#### INPUT RECORDS
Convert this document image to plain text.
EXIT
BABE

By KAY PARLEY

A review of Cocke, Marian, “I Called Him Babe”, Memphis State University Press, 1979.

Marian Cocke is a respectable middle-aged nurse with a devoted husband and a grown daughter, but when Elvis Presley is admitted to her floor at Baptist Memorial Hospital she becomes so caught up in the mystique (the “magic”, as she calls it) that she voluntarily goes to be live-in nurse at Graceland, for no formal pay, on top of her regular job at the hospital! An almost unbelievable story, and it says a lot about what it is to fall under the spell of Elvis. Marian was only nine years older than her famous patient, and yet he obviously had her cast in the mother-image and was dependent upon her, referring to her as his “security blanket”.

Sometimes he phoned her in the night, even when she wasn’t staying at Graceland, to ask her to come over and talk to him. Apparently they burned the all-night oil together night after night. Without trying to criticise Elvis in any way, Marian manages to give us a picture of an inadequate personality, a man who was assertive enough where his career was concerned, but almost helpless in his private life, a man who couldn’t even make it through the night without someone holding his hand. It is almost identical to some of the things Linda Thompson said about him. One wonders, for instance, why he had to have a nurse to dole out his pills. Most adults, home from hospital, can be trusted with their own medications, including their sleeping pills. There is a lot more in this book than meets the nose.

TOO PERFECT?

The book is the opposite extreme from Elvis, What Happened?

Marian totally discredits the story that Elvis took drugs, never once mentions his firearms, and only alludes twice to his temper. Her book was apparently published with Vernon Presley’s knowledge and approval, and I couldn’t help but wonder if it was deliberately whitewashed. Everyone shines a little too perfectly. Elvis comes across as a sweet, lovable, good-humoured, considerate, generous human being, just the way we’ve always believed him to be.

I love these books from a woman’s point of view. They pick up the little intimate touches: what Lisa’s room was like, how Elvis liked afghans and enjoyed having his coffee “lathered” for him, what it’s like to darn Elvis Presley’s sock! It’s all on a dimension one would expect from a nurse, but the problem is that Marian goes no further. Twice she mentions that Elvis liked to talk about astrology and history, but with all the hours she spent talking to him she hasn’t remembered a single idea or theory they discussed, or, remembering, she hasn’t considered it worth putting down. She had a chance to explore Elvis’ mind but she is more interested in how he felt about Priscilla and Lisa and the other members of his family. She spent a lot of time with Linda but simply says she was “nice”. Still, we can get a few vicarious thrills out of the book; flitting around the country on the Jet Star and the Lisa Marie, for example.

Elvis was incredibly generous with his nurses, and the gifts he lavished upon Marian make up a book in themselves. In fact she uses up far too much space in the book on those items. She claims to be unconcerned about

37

#### TASK
Transcribe each entry exactly.

#### SOLUTION TO THIS TASK
Convert this document image to plain text.
EXIT
BABE

By KAY PARLEY

A review of Cocke, Marian, “I Called Him Babe”, Memphis State University Press, 1979.

Marian Cocke is a respectable middle-aged nurse with a devoted husband and a grown daughter, but when Elvis Presley is admitted to her floor at Baptist Memorial Hospital she becomes so caught up in the mystique (the “magic”, as she calls it) that she voluntarily goes to be live-in nurse at Graceland, for no formal pay, on top of her regular job at the hospital! An almost unbelievable story, and it says a lot about what it is to fall under the spell of Elvis. Marian was only nine years older than her famous patient, and yet he obviously had her cast in the mother-image and was dependent upon her, referring to her as his “security blanket”.

Sometimes he phoned her in the night, even when she wasn’t staying at Graceland, to ask her to come over and talk to him. Apparently they burned the all-night oil together night after night. Without trying to criticise Elvis in any way, Marian manages to give us a picture of an inadequate personality, a man who was assertive enough where his career was concerned, but almost helpless in his private life, a man who couldn’t even make it through the night without someone holding his hand. It is almost identical to some of the things Linda Thompson said about him. One wonders, for instance, why he had to have a nurse to dole out his pills. Most adults, home from hospital, can be trusted with their own medications, including their sleeping pills. There is a lot more in this book than meets the nose.

TOO PERFECT?

The book is the opposite extreme from Elvis, What Happened?

Marian totally discredits the story that Elvis took drugs, never once mentions his firearms, and only alludes twice to his temper. Her book was apparently published with Vernon Presley’s knowledge and approval, and I couldn’t help but wonder if it was deliberately whitewashed. Everyone shines a little too perfectly. Elvis comes across as a sweet, lovable, good-humoured, considerate, generous human being, just the way we’ve always believed him to be.

I love these books from a woman’s point of view. They pick up the little intimate touches: what Lisa’s room was like, how Elvis liked afghans and enjoyed having his coffee “lathered” for him, what it’s like to darn Elvis Presley’s sock! It’s all on a dimension one would expect from a nurse, but the problem is that Marian goes no further. Twice she mentions that Elvis liked to talk about astrology and history, but with all the hours she spent talking to him she hasn’t remembered a single idea or theory they discussed, or, remembering, she hasn’t considered it worth putting down. She had a chance to explore Elvis’ mind but she is more interested in how he felt about Priscilla and Lisa and the other members of his family. She spent a lot of time with Linda but simply says she was “nice”. Still, we can get a few vicarious thrills out of the book; flitting around the country on the Jet Star and the Lisa Marie, for example.

Elvis was incredibly generous with his nurses, and the gifts he lavished upon Marian make up a book in themselves. In fact she uses up far too much space in the book on those items. She claims to be unconcerned about

37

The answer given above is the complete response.